-- start EXERCISE DATA --

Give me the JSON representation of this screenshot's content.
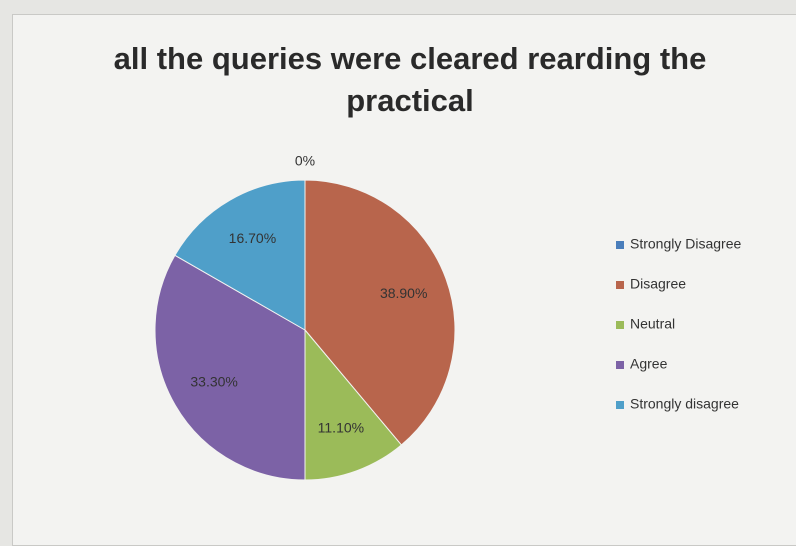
{
  "chart_data": {
    "type": "pie",
    "title": "all the queries were cleared rearding the practical",
    "categories": [
      "Strongly Disagree",
      "Disagree",
      "Neutral",
      "Agree",
      "Strongly disagree"
    ],
    "values": [
      0,
      38.9,
      11.1,
      33.3,
      16.7
    ],
    "value_labels": [
      "0%",
      "38.90%",
      "11.10%",
      "33.30%",
      "16.70%"
    ],
    "colors": [
      "#4a7ebb",
      "#b8654c",
      "#9bbb59",
      "#7c62a6",
      "#4f9fc9"
    ],
    "legend": "right"
  }
}
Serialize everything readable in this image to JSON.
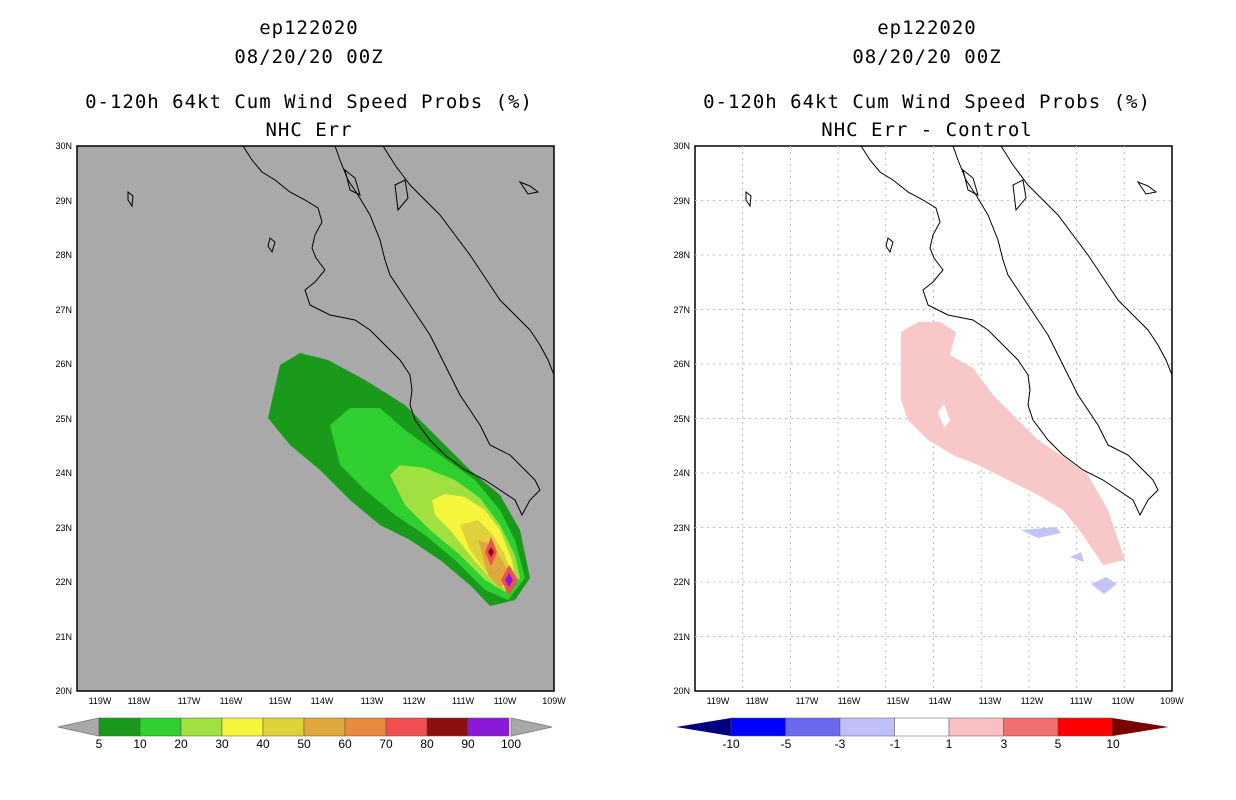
{
  "left": {
    "title_line1": "ep122020",
    "title_line2": "08/20/20 00Z",
    "title_line3": "0-120h 64kt Cum Wind Speed Probs (%)",
    "title_line4": "NHC Err",
    "background_color": "#a9a9a9",
    "colorbar": {
      "labels": [
        "5",
        "10",
        "20",
        "30",
        "40",
        "50",
        "60",
        "70",
        "80",
        "90",
        "100"
      ],
      "colors": [
        "#1a9a1a",
        "#2ecf2e",
        "#a0e040",
        "#f5f53c",
        "#e0d03c",
        "#e0a83c",
        "#e88a3c",
        "#f05050",
        "#8c1010",
        "#8c18d8"
      ]
    }
  },
  "right": {
    "title_line1": "ep122020",
    "title_line2": "08/20/20 00Z",
    "title_line3": "0-120h 64kt Cum Wind Speed Probs (%)",
    "title_line4": "NHC Err - Control",
    "background_color": "#ffffff",
    "colorbar": {
      "labels": [
        "-10",
        "-5",
        "-3",
        "-1",
        "1",
        "3",
        "5",
        "10"
      ],
      "colors": [
        "#000080",
        "#0000ff",
        "#6a6af0",
        "#c0c0f8",
        "#ffffff",
        "#f8c0c0",
        "#f07070",
        "#ff0000",
        "#7a0000"
      ]
    }
  },
  "lat_labels": [
    "30N",
    "29N",
    "28N",
    "27N",
    "26N",
    "25N",
    "24N",
    "23N",
    "22N",
    "21N",
    "20N"
  ],
  "lon_labels": [
    "119W",
    "118W",
    "117W",
    "116W",
    "115W",
    "114W",
    "113W",
    "112W",
    "111W",
    "110W",
    "109W"
  ]
}
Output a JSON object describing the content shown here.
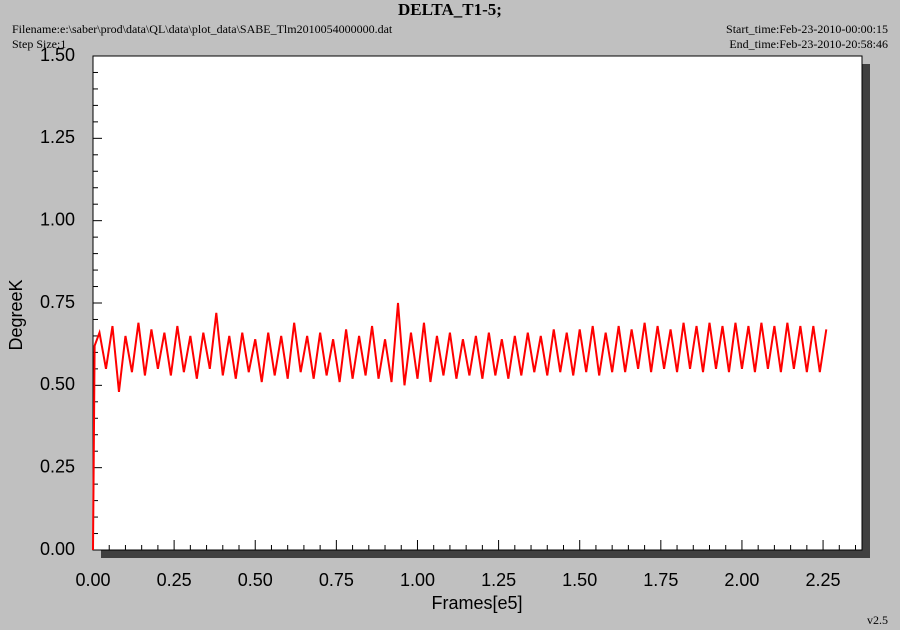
{
  "chart_data": {
    "type": "line",
    "title": "DELTA_T1-5;",
    "filename": "Filename:e:\\saber\\prod\\data\\QL\\data\\plot_data\\SABE_Tlm2010054000000.dat",
    "step_size": "Step Size:1",
    "start_time": "Start_time:Feb-23-2010-00:00:15",
    "end_time": "End_time:Feb-23-2010-20:58:46",
    "version": "v2.5",
    "x_label": "Frames[e5]",
    "y_label": "DegreeK",
    "color": "#ff0000",
    "xlim": [
      0,
      2.37
    ],
    "ylim": [
      0,
      1.5
    ],
    "xticks": [
      {
        "value": 0,
        "label": "0.00"
      },
      {
        "value": 0.25,
        "label": "0.25"
      },
      {
        "value": 0.5,
        "label": "0.50"
      },
      {
        "value": 0.75,
        "label": "0.75"
      },
      {
        "value": 1,
        "label": "1.00"
      },
      {
        "value": 1.25,
        "label": "1.25"
      },
      {
        "value": 1.5,
        "label": "1.50"
      },
      {
        "value": 1.75,
        "label": "1.75"
      },
      {
        "value": 2,
        "label": "2.00"
      },
      {
        "value": 2.25,
        "label": "2.25"
      }
    ],
    "yticks": [
      {
        "value": 0,
        "label": "0.00"
      },
      {
        "value": 0.25,
        "label": "0.25"
      },
      {
        "value": 0.5,
        "label": "0.50"
      },
      {
        "value": 0.75,
        "label": "0.75"
      },
      {
        "value": 1,
        "label": "1.00"
      },
      {
        "value": 1.25,
        "label": "1.25"
      },
      {
        "value": 1.5,
        "label": "1.50"
      }
    ],
    "x": [
      0,
      0.005,
      0.02,
      0.04,
      0.06,
      0.08,
      0.1,
      0.12,
      0.14,
      0.16,
      0.18,
      0.2,
      0.22,
      0.24,
      0.26,
      0.28,
      0.3,
      0.32,
      0.34,
      0.36,
      0.38,
      0.4,
      0.42,
      0.44,
      0.46,
      0.48,
      0.5,
      0.52,
      0.54,
      0.56,
      0.58,
      0.6,
      0.62,
      0.64,
      0.66,
      0.68,
      0.7,
      0.72,
      0.74,
      0.76,
      0.78,
      0.8,
      0.82,
      0.84,
      0.86,
      0.88,
      0.9,
      0.92,
      0.94,
      0.96,
      0.98,
      1.0,
      1.02,
      1.04,
      1.06,
      1.08,
      1.1,
      1.12,
      1.14,
      1.16,
      1.18,
      1.2,
      1.22,
      1.24,
      1.26,
      1.28,
      1.3,
      1.32,
      1.34,
      1.36,
      1.38,
      1.4,
      1.42,
      1.44,
      1.46,
      1.48,
      1.5,
      1.52,
      1.54,
      1.56,
      1.58,
      1.6,
      1.62,
      1.64,
      1.66,
      1.68,
      1.7,
      1.72,
      1.74,
      1.76,
      1.78,
      1.8,
      1.82,
      1.84,
      1.86,
      1.88,
      1.9,
      1.92,
      1.94,
      1.96,
      1.98,
      2.0,
      2.02,
      2.04,
      2.06,
      2.08,
      2.1,
      2.12,
      2.14,
      2.16,
      2.18,
      2.2,
      2.22,
      2.24,
      2.26
    ],
    "values": [
      0,
      0.62,
      0.66,
      0.55,
      0.68,
      0.48,
      0.65,
      0.54,
      0.69,
      0.53,
      0.67,
      0.55,
      0.66,
      0.53,
      0.68,
      0.54,
      0.65,
      0.52,
      0.66,
      0.55,
      0.72,
      0.53,
      0.65,
      0.52,
      0.66,
      0.54,
      0.64,
      0.51,
      0.66,
      0.53,
      0.65,
      0.52,
      0.69,
      0.54,
      0.65,
      0.52,
      0.66,
      0.53,
      0.64,
      0.51,
      0.67,
      0.52,
      0.65,
      0.53,
      0.68,
      0.52,
      0.64,
      0.51,
      0.75,
      0.5,
      0.66,
      0.52,
      0.69,
      0.51,
      0.65,
      0.53,
      0.66,
      0.52,
      0.64,
      0.53,
      0.65,
      0.52,
      0.66,
      0.53,
      0.64,
      0.52,
      0.65,
      0.53,
      0.66,
      0.54,
      0.65,
      0.53,
      0.67,
      0.54,
      0.66,
      0.53,
      0.67,
      0.54,
      0.68,
      0.53,
      0.66,
      0.54,
      0.68,
      0.54,
      0.67,
      0.55,
      0.69,
      0.54,
      0.68,
      0.55,
      0.67,
      0.54,
      0.69,
      0.55,
      0.68,
      0.54,
      0.69,
      0.55,
      0.68,
      0.54,
      0.69,
      0.55,
      0.68,
      0.54,
      0.69,
      0.55,
      0.68,
      0.54,
      0.69,
      0.55,
      0.68,
      0.54,
      0.68,
      0.54,
      0.67
    ]
  }
}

-- end EXERCISE DATA --

> _EXERCISE PROMPT_:
Show every line above in which the word "content" occurs.

> _WRITTEN RESPONSE_:
Give me the JSON representation of this screenshot's content.
Output a JSON object describing the content shown here.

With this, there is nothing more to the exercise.